Problem requirements: The records below must be transcribed exactly. Do not include the pictures.

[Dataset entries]
◆ ◆ ◆

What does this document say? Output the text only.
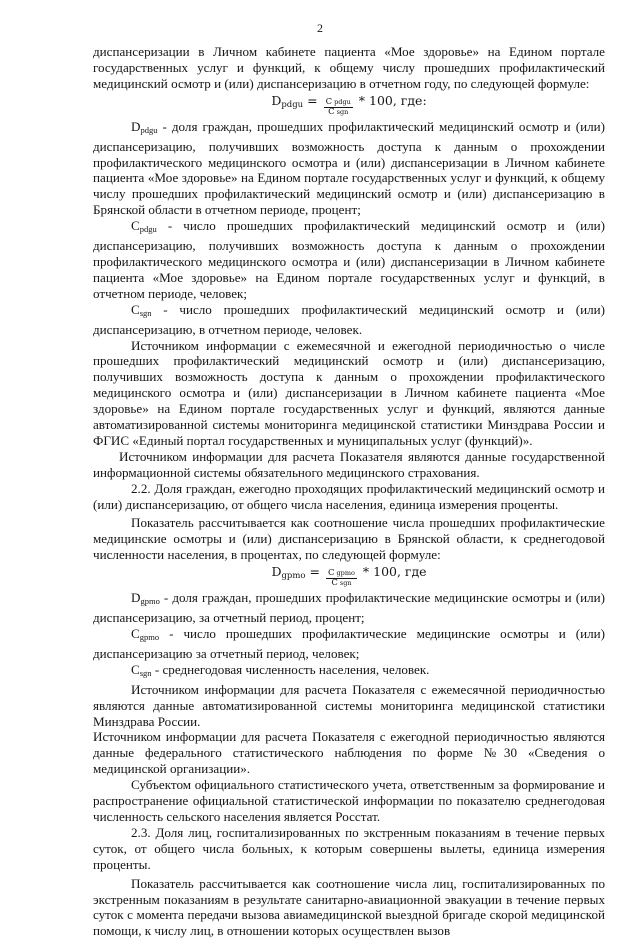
2

диспансеризации в Личном кабинете пациента «Мое здоровье» на Едином портале государственных услуг и функций, к общему числу прошедших профилактический медицинский осмотр и (или) диспансеризацию в отчетном году, по следующей формуле:

$D_{pdgu} = \frac{\text{C pdgu}}{\text{C sgn}} * 100$, где:

$D_{pdgu}$ - доля граждан, прошедших профилактический медицинский осмотр и (или) диспансеризацию, получивших возможность доступа к данным о прохождении профилактического медицинского осмотра и (или) диспансеризации в Личном кабинете пациента «Мое здоровье» на Едином портале государственных услуг и функций, к общему числу прошедших профилактический медицинский осмотр и (или) диспансеризацию в Брянской области в отчетном периоде, процент;

$C_{pdgu}$ - число прошедших профилактический медицинский осмотр и (или) диспансеризацию, получивших возможность доступа к данным о прохождении профилактического медицинского осмотра и (или) диспансеризации в Личном кабинете пациента «Мое здоровье» на Едином портале государственных услуг и функций, в отчетном периоде, человек;

$C_{sgn}$ - число прошедших профилактический медицинский осмотр и (или) диспансеризацию, в отчетном периоде, человек.

Источником информации с ежемесячной и ежегодной периодичностью о числе прошедших профилактический медицинский осмотр и (или) диспансеризацию, получивших возможность доступа к данным о прохождении профилактического медицинского осмотра и (или) диспансеризации в Личном кабинете пациента «Мое здоровье» на Едином портале государственных услуг и функций, являются данные автоматизированной системы мониторинга медицинской статистики Минздрава России и ФГИС «Единый портал государственных и муниципальных услуг (функций)».

Источником информации для расчета Показателя являются данные государственной информационной системы обязательного медицинского страхования.

2.2. Доля граждан, ежегодно проходящих профилактический медицинский осмотр и (или) диспансеризацию, от общего числа населения, единица измерения проценты.

Показатель рассчитывается как соотношение числа прошедших профилактические медицинские осмотры и (или) диспансеризацию в Брянской области, к среднегодовой численности населения, в процентах, по следующей формуле:

$D_{gpmo} = \frac{\text{C gpmo}}{\text{C sgn}} * 100$, где

$D_{gpmo}$ - доля граждан, прошедших профилактические медицинские осмотры и (или) диспансеризацию, за отчетный период, процент;

$C_{gpmo}$ - число прошедших профилактические медицинские осмотры и (или) диспансеризацию за отчетный период, человек;

$C_{sgn}$ - среднегодовая численность населения, человек.

Источником информации для расчета Показателя с ежемесячной периодичностью являются данные автоматизированной системы мониторинга медицинской статистики Минздрава России.

Источником информации для расчета Показателя с ежегодной периодичностью являются данные федерального статистического наблюдения по форме №30 «Сведения о медицинской организации».

Субъектом официального статистического учета, ответственным за формирование и распространение официальной статистической информации по показателю среднегодовая численность сельского населения является Росстат.

2.3. Доля лиц, госпитализированных по экстренным показаниям в течение первых суток, от общего числа больных, к которым совершены вылеты, единица измерения проценты.

Показатель рассчитывается как соотношение числа лиц, госпитализированных по экстренным показаниям в результате санитарно-авиационной эвакуации в течение первых суток с момента передачи вызова авиамедицинской выездной бригаде скорой медицинской помощи, к числу лиц, в отношении которых осуществлен вызов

◆ ◆ ◆

The result:
What does this document say? Output the text only.
2

диспансеризации в Личном кабинете пациента «Мое здоровье» на Едином портале государственных услуг и функций, к общему числу прошедших профилактический медицинский осмотр и (или) диспансеризацию в отчетном году, по следующей формуле:

$D_{pdgu} = \frac{\text{C pdgu}}{\text{C sgn}} * 100$, где:

$D_{pdgu}$ - доля граждан, прошедших профилактический медицинский осмотр и (или) диспансеризацию, получивших возможность доступа к данным о прохождении профилактического медицинского осмотра и (или) диспансеризации в Личном кабинете пациента «Мое здоровье» на Едином портале государственных услуг и функций, к общему числу прошедших профилактический медицинский осмотр и (или) диспансеризацию в Брянской области в отчетном периоде, процент;

$C_{pdgu}$ - число прошедших профилактический медицинский осмотр и (или) диспансеризацию, получивших возможность доступа к данным о прохождении профилактического медицинского осмотра и (или) диспансеризации в Личном кабинете пациента «Мое здоровье» на Едином портале государственных услуг и функций, в отчетном периоде, человек;

$C_{sgn}$ - число прошедших профилактический медицинский осмотр и (или) диспансеризацию, в отчетном периоде, человек.

Источником информации с ежемесячной и ежегодной периодичностью о числе прошедших профилактический медицинский осмотр и (или) диспансеризацию, получивших возможность доступа к данным о прохождении профилактического медицинского осмотра и (или) диспансеризации в Личном кабинете пациента «Мое здоровье» на Едином портале государственных услуг и функций, являются данные автоматизированной системы мониторинга медицинской статистики Минздрава России и ФГИС «Единый портал государственных и муниципальных услуг (функций)».

Источником информации для расчета Показателя являются данные государственной информационной системы обязательного медицинского страхования.

2.2. Доля граждан, ежегодно проходящих профилактический медицинский осмотр и (или) диспансеризацию, от общего числа населения, единица измерения проценты.

Показатель рассчитывается как соотношение числа прошедших профилактические медицинские осмотры и (или) диспансеризацию в Брянской области, к среднегодовой численности населения, в процентах, по следующей формуле:

$D_{gpmo} = \frac{\text{C gpmo}}{\text{C sgn}} * 100$, где

$D_{gpmo}$ - доля граждан, прошедших профилактические медицинские осмотры и (или) диспансеризацию, за отчетный период, процент;

$C_{gpmo}$ - число прошедших профилактические медицинские осмотры и (или) диспансеризацию за отчетный период, человек;

$C_{sgn}$ - среднегодовая численность населения, человек.

Источником информации для расчета Показателя с ежемесячной периодичностью являются данные автоматизированной системы мониторинга медицинской статистики Минздрава России.

Источником информации для расчета Показателя с ежегодной периодичностью являются данные федерального статистического наблюдения по форме №30 «Сведения о медицинской организации».

Субъектом официального статистического учета, ответственным за формирование и распространение официальной статистической информации по показателю среднегодовая численность сельского населения является Росстат.

2.3. Доля лиц, госпитализированных по экстренным показаниям в течение первых суток, от общего числа больных, к которым совершены вылеты, единица измерения проценты.

Показатель рассчитывается как соотношение числа лиц, госпитализированных по экстренным показаниям в результате санитарно-авиационной эвакуации в течение первых суток с момента передачи вызова авиамедицинской выездной бригаде скорой медицинской помощи, к числу лиц, в отношении которых осуществлен вызов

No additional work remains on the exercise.